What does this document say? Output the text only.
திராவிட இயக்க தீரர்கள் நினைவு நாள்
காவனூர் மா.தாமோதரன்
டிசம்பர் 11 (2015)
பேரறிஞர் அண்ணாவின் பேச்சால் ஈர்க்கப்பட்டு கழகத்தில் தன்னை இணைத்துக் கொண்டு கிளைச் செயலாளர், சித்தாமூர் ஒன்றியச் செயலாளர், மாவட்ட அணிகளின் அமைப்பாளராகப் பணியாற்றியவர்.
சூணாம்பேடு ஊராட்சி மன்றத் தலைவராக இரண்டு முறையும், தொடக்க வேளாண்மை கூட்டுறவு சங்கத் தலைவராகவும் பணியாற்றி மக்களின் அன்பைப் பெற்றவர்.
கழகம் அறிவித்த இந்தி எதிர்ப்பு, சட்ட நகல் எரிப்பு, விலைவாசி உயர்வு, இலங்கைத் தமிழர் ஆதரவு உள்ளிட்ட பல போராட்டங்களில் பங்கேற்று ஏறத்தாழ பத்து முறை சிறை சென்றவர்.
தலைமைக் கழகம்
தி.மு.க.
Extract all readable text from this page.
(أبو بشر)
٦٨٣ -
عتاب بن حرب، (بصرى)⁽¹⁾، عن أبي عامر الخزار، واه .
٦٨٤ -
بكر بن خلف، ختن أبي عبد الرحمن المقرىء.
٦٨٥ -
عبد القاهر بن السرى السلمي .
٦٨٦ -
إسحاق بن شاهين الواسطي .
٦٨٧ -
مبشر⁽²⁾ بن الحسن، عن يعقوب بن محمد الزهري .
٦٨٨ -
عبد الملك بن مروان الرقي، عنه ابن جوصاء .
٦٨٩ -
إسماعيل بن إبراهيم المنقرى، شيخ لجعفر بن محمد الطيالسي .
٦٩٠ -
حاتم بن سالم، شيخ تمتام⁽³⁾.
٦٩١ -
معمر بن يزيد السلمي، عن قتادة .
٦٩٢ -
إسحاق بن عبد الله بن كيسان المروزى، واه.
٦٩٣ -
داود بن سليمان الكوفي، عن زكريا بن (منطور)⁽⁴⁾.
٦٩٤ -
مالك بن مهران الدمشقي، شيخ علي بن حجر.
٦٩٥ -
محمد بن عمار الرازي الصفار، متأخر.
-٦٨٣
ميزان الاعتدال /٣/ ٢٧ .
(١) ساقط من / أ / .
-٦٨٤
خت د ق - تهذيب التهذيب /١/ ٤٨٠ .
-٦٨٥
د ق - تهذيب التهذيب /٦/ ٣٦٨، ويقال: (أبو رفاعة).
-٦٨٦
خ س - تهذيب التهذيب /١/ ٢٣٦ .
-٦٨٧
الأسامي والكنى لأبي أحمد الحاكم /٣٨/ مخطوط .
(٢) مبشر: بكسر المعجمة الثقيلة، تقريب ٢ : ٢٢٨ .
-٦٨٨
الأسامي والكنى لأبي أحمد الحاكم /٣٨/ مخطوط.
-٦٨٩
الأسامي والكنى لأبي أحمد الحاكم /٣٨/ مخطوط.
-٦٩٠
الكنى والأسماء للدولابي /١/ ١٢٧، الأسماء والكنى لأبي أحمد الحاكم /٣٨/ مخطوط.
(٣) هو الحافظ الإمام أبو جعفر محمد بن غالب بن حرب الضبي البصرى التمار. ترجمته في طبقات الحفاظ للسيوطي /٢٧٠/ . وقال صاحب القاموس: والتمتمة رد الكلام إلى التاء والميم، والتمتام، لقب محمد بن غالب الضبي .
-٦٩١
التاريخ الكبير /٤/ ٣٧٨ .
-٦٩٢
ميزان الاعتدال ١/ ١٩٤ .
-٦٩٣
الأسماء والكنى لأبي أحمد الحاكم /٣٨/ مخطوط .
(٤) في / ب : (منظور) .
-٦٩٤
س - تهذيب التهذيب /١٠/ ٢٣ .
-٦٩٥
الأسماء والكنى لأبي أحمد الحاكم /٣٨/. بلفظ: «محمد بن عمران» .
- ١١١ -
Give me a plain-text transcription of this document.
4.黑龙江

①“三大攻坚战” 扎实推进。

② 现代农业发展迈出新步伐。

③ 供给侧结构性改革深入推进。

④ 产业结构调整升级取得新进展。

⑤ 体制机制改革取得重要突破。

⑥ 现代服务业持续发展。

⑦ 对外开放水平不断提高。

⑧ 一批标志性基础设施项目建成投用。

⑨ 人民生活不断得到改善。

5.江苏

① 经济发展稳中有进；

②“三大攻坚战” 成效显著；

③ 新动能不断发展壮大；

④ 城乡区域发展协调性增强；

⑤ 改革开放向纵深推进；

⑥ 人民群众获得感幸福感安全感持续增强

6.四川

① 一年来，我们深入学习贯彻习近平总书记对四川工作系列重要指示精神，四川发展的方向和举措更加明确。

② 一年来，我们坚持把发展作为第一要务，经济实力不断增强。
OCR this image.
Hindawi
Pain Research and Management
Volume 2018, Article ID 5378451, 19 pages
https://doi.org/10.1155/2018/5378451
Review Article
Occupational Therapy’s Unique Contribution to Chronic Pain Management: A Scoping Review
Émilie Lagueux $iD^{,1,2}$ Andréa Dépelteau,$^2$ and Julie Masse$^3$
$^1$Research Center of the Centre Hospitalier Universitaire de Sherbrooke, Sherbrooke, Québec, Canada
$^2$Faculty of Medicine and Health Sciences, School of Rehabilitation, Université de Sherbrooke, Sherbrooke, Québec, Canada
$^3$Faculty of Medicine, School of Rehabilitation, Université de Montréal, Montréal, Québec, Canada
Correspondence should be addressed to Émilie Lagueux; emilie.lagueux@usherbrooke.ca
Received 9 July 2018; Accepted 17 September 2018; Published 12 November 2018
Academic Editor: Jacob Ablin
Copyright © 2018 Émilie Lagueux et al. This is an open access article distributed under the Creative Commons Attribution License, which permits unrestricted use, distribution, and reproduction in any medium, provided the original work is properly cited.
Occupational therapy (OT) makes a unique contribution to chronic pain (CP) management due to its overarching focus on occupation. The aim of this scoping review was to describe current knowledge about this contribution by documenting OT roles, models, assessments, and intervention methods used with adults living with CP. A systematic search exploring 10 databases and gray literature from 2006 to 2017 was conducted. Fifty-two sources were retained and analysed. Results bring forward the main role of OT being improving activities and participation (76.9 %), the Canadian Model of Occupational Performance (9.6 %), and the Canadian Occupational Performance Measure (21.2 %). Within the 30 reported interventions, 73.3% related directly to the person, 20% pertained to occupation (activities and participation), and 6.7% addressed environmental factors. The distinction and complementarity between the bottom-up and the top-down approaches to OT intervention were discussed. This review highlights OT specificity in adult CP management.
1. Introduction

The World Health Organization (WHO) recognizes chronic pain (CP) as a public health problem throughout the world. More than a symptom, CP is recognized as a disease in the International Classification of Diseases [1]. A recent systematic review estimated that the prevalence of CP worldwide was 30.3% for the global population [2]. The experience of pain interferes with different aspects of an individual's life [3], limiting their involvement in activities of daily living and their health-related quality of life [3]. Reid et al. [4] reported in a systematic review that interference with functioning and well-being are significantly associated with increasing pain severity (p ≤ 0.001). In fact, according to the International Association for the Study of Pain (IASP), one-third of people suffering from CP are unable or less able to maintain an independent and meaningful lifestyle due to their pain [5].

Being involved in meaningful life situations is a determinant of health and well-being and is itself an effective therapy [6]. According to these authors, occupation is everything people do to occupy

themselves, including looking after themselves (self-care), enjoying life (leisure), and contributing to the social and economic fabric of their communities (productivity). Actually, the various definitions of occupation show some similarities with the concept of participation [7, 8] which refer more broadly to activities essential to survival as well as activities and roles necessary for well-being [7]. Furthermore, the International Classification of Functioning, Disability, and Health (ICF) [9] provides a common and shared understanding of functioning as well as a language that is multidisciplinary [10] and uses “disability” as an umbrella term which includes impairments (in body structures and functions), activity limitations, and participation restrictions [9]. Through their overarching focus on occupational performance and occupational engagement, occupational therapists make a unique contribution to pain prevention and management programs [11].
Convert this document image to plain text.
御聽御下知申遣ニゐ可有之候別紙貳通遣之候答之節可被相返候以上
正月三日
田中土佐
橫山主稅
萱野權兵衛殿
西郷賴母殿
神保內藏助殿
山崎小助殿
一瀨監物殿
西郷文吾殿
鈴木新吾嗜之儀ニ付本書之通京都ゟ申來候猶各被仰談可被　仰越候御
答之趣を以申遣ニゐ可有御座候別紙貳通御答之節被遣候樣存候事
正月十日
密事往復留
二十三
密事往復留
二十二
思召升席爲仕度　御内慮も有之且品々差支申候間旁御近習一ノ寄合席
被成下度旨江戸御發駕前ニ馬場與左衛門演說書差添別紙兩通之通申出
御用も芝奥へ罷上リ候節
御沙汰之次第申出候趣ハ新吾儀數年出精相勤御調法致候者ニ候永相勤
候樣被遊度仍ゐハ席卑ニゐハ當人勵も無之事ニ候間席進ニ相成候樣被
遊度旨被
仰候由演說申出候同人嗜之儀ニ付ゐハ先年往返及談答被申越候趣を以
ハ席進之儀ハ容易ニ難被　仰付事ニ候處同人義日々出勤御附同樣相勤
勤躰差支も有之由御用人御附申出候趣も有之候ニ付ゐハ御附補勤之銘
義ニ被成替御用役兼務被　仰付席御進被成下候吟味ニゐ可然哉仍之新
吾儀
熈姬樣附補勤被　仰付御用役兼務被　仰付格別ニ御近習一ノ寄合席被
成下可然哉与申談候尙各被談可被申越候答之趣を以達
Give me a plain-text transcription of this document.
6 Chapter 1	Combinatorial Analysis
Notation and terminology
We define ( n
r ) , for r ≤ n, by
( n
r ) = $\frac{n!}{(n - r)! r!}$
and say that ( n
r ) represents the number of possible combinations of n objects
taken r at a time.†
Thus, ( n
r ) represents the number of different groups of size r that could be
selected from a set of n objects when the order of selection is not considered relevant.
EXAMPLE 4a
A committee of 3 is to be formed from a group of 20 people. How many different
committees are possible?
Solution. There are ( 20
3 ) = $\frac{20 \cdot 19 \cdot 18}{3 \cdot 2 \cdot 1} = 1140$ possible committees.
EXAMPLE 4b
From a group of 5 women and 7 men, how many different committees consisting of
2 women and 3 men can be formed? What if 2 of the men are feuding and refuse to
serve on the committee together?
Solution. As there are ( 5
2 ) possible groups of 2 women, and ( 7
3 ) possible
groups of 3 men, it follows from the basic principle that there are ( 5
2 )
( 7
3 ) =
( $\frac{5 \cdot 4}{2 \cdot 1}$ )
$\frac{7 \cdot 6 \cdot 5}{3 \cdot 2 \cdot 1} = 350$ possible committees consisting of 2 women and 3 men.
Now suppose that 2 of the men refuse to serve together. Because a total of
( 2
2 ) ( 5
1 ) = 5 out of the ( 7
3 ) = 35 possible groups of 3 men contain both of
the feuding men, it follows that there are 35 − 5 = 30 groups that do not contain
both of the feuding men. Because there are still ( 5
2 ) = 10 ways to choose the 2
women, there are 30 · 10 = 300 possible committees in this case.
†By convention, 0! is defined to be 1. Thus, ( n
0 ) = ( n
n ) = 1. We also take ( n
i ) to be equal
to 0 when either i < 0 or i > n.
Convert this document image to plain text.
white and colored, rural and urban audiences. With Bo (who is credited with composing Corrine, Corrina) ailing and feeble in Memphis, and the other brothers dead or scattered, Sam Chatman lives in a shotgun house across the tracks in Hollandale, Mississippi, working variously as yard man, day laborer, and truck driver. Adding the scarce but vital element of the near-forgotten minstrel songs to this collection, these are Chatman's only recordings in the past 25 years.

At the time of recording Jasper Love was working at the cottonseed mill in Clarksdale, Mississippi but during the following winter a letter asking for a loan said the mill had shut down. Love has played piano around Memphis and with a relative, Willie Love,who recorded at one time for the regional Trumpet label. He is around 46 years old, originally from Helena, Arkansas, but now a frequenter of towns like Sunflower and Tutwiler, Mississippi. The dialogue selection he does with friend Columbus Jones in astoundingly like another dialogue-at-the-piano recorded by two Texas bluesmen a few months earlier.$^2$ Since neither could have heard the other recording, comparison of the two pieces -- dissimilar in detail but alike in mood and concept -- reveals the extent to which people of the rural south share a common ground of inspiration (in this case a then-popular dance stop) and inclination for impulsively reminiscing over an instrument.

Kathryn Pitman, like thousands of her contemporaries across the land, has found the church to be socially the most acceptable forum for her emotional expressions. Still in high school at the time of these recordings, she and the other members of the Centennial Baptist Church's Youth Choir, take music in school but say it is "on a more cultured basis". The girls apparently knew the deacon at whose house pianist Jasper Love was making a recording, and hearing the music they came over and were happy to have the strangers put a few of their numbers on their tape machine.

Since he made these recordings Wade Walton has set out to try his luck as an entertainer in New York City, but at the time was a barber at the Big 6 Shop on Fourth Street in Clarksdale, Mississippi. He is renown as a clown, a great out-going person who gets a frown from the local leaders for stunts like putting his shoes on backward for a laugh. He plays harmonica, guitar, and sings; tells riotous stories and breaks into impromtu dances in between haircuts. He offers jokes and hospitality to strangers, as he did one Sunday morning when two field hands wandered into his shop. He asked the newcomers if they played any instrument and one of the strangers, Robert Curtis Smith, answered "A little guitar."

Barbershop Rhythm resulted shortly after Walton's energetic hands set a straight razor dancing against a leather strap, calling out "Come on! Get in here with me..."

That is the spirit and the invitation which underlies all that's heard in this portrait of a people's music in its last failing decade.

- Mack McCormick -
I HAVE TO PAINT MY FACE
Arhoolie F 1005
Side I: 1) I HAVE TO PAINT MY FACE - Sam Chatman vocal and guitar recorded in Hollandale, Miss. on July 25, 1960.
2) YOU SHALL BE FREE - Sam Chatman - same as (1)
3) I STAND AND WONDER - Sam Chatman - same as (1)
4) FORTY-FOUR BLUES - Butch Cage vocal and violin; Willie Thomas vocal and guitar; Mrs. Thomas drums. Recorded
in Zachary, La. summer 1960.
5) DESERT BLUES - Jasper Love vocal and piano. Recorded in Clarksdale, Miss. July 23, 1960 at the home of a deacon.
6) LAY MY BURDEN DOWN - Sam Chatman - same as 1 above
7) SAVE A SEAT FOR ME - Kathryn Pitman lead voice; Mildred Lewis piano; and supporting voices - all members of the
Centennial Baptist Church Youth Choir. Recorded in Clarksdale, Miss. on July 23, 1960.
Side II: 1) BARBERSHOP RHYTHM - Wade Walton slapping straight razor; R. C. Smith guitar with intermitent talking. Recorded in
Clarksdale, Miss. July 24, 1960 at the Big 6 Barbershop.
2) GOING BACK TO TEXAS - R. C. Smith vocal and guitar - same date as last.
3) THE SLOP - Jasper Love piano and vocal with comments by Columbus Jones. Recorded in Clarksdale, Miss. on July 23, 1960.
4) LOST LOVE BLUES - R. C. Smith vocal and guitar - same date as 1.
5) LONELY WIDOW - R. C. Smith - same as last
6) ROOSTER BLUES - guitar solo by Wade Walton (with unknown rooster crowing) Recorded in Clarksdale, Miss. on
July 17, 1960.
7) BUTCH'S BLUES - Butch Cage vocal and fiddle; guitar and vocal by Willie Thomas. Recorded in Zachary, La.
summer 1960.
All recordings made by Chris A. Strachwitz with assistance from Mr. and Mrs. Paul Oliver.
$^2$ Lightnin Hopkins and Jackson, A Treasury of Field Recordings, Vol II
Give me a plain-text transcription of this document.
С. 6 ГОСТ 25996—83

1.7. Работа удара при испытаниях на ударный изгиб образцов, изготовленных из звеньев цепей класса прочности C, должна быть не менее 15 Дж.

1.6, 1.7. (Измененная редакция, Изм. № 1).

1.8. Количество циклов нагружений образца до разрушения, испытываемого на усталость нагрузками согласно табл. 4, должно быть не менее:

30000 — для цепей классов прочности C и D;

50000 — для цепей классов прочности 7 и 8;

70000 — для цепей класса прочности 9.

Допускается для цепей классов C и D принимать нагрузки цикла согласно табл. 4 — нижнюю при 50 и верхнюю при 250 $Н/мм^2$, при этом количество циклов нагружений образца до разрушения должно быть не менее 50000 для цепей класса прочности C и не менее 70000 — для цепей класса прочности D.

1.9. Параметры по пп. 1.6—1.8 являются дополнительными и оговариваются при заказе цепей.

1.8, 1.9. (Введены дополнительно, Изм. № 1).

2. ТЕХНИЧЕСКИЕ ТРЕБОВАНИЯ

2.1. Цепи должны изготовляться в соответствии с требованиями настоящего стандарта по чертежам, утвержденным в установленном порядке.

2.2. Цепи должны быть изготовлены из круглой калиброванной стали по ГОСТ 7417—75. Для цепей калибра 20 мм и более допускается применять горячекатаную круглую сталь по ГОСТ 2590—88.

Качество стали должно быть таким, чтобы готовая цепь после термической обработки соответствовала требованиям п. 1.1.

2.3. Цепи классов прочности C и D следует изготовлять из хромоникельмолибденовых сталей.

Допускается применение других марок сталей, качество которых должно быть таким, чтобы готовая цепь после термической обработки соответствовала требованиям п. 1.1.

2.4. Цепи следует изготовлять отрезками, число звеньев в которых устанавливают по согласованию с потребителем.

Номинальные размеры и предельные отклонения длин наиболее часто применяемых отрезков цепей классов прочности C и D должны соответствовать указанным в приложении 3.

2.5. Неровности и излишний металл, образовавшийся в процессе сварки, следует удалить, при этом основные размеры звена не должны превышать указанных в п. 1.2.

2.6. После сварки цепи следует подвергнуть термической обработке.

WRITTEN PROBLEM: From the records above, copy every line that holds the word "сварки".

EXPECTED ANSWER:
2.5. Неровности и излишний металл, образовавшийся в процессе сварки, следует удалить, при этом основные размеры звена не должны превышать указанных в п. 1.2.
2.6. После сварки цепи следует подвергнуть термической обработке.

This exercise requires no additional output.